## Challenge
Recast every line of the entries below as a Markdown table with two columns, No. and Line, numbering each row and leaving out blank lines.

## Given entries

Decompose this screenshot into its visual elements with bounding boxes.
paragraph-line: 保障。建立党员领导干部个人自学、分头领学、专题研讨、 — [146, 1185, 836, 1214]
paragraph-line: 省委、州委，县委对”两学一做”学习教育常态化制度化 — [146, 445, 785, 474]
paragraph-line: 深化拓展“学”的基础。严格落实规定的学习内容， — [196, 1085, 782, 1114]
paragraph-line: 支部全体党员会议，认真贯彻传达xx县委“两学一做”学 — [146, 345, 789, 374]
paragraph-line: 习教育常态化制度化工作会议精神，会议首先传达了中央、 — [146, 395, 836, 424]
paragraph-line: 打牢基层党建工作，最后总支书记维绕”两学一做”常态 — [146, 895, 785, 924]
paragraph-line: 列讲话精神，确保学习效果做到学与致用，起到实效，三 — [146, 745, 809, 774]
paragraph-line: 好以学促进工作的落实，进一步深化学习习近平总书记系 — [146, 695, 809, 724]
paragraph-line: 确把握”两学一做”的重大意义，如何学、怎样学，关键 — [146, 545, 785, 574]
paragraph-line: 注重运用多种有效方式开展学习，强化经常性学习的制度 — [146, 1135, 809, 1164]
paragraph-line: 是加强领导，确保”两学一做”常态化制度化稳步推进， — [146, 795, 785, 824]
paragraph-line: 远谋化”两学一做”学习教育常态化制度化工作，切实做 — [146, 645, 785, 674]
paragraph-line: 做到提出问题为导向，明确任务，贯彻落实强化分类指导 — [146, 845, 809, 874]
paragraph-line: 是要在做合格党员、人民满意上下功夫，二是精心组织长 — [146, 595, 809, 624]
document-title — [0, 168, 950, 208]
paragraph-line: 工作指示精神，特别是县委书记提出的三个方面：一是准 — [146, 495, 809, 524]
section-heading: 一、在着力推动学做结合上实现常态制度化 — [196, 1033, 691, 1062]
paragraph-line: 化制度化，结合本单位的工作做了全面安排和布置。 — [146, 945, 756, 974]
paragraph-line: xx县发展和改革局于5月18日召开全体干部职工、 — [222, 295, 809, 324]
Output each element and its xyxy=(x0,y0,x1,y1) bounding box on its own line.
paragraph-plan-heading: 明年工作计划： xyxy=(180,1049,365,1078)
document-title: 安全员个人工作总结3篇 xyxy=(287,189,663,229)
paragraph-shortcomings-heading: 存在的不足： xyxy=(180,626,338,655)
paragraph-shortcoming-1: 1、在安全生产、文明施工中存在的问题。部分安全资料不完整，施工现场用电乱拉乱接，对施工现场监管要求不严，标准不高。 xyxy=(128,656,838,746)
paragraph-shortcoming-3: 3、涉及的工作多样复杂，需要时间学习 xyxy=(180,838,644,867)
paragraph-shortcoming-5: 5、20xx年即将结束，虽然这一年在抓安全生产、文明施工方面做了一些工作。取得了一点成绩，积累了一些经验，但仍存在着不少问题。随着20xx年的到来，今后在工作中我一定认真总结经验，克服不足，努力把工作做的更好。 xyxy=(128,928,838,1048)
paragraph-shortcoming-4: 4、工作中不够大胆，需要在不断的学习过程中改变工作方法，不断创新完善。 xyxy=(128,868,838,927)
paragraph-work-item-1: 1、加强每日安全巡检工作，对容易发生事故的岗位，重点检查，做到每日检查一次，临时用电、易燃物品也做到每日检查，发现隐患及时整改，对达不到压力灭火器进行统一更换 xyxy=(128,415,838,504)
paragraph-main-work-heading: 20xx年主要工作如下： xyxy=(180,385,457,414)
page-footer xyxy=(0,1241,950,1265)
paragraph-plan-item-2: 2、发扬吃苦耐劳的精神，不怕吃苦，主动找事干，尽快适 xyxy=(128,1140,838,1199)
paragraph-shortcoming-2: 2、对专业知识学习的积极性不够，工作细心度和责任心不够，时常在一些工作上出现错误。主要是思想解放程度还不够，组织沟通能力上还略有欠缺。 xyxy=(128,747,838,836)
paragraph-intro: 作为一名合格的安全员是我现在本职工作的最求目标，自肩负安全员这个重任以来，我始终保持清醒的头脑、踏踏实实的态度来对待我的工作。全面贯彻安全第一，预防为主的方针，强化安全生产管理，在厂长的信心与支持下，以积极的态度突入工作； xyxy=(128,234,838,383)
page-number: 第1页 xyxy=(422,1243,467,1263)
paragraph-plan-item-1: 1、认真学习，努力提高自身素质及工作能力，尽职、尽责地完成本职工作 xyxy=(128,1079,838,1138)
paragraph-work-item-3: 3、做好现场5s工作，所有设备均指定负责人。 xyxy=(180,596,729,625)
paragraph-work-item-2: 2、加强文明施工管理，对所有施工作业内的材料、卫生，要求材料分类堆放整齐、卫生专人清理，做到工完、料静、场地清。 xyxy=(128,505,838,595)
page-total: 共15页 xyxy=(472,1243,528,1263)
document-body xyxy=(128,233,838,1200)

## Task solution
| No. | Line |
|---|---|
| 1 | Decompose this screenshot into its visual elements with bounding boxes. |
| 2 | paragraph-line: 保障。建立党员领导干部个人自学、分头领学、专题研讨、 — [146, 1185, 836, 1214] |
| 3 | paragraph-line: 省委、州委，县委对”两学一做”学习教育常态化制度化 — [146, 445, 785, 474] |
| 4 | paragraph-line: 深化拓展“学”的基础。严格落实规定的学习内容， — [196, 1085, 782, 1114] |
| 5 | paragraph-line: 支部全体党员会议，认真贯彻传达xx县委“两学一做”学 — [146, 345, 789, 374] |
| 6 | paragraph-line: 习教育常态化制度化工作会议精神，会议首先传达了中央、 — [146, 395, 836, 424] |
| 7 | paragraph-line: 打牢基层党建工作，最后总支书记维绕”两学一做”常态 — [146, 895, 785, 924] |
| 8 | paragraph-line: 列讲话精神，确保学习效果做到学与致用，起到实效，三 — [146, 745, 809, 774] |
| 9 | paragraph-line: 好以学促进工作的落实，进一步深化学习习近平总书记系 — [146, 695, 809, 724] |
| 10 | paragraph-line: 确把握”两学一做”的重大意义，如何学、怎样学，关键 — [146, 545, 785, 574] |
| 11 | paragraph-line: 注重运用多种有效方式开展学习，强化经常性学习的制度 — [146, 1135, 809, 1164] |
| 12 | paragraph-line: 是加强领导，确保”两学一做”常态化制度化稳步推进， — [146, 795, 785, 824] |
| 13 | paragraph-line: 远谋化”两学一做”学习教育常态化制度化工作，切实做 — [146, 645, 785, 674] |
| 14 | paragraph-line: 做到提出问题为导向，明确任务，贯彻落实强化分类指导 — [146, 845, 809, 874] |
| 15 | paragraph-line: 是要在做合格党员、人民满意上下功夫，二是精心组织长 — [146, 595, 809, 624] |
| 16 | document-title — [0, 168, 950, 208] |
| 17 | paragraph-line: 工作指示精神，特别是县委书记提出的三个方面：一是准 — [146, 495, 809, 524] |
| 18 | section-heading: 一、在着力推动学做结合上实现常态制度化 — [196, 1033, 691, 1062] |
| 19 | paragraph-line: 化制度化，结合本单位的工作做了全面安排和布置。 — [146, 945, 756, 974] |
| 20 | paragraph-line: xx县发展和改革局于5月18日召开全体干部职工、 — [222, 295, 809, 324] |
| 21 | Output each element and its xyxy=(x0,y0,x1,y1) bounding box on its own line. |
| 22 | paragraph-plan-heading: 明年工作计划： xyxy=(180,1049,365,1078) |
| 23 | document-title: 安全员个人工作总结3篇 xyxy=(287,189,663,229) |
| 24 | paragraph-shortcomings-heading: 存在的不足： xyxy=(180,626,338,655) |
| 25 | paragraph-shortcoming-1: 1、在安全生产、文明施工中存在的问题。部分安全资料不完整，施工现场用电乱拉乱接，对施工现场监管要求不严，标准不高。 xyxy=(128,656,838,746) |
| 26 | paragraph-shortcoming-3: 3、涉及的工作多样复杂，需要时间学习 xyxy=(180,838,644,867) |
| 27 | paragraph-shortcoming-5: 5、20xx年即将结束，虽然这一年在抓安全生产、文明施工方面做了一些工作。取得了一点成绩，积累了一些经验，但仍存在着不少问题。随着20xx年的到来，今后在工作中我一定认真总结经验，克服不足，努力把工作做的更好。 xyxy=(128,928,838,1048) |
| 28 | paragraph-shortcoming-4: 4、工作中不够大胆，需要在不断的学习过程中改变工作方法，不断创新完善。 xyxy=(128,868,838,927) |
| 29 | paragraph-work-item-1: 1、加强每日安全巡检工作，对容易发生事故的岗位，重点检查，做到每日检查一次，临时用电、易燃物品也做到每日检查，发现隐患及时整改，对达不到压力灭火器进行统一更换 xyxy=(128,415,838,504) |
| 30 | paragraph-main-work-heading: 20xx年主要工作如下： xyxy=(180,385,457,414) |
| 31 | page-footer xyxy=(0,1241,950,1265) |
| 32 | paragraph-plan-item-2: 2、发扬吃苦耐劳的精神，不怕吃苦，主动找事干，尽快适 xyxy=(128,1140,838,1199) |
| 33 | paragraph-shortcoming-2: 2、对专业知识学习的积极性不够，工作细心度和责任心不够，时常在一些工作上出现错误。主要是思想解放程度还不够，组织沟通能力上还略有欠缺。 xyxy=(128,747,838,836) |
| 34 | paragraph-intro: 作为一名合格的安全员是我现在本职工作的最求目标，自肩负安全员这个重任以来，我始终保持清醒的头脑、踏踏实实的态度来对待我的工作。全面贯彻安全第一，预防为主的方针，强化安全生产管理，在厂长的信心与支持下，以积极的态度突入工作； xyxy=(128,234,838,383) |
| 35 | page-number: 第1页 xyxy=(422,1243,467,1263) |
| 36 | paragraph-plan-item-1: 1、认真学习，努力提高自身素质及工作能力，尽职、尽责地完成本职工作 xyxy=(128,1079,838,1138) |
| 37 | paragraph-work-item-3: 3、做好现场5s工作，所有设备均指定负责人。 xyxy=(180,596,729,625) |
| 38 | paragraph-work-item-2: 2、加强文明施工管理，对所有施工作业内的材料、卫生，要求材料分类堆放整齐、卫生专人清理，做到工完、料静、场地清。 xyxy=(128,505,838,595) |
| 39 | page-total: 共15页 xyxy=(472,1243,528,1263) |
| 40 | document-body xyxy=(128,233,838,1200) |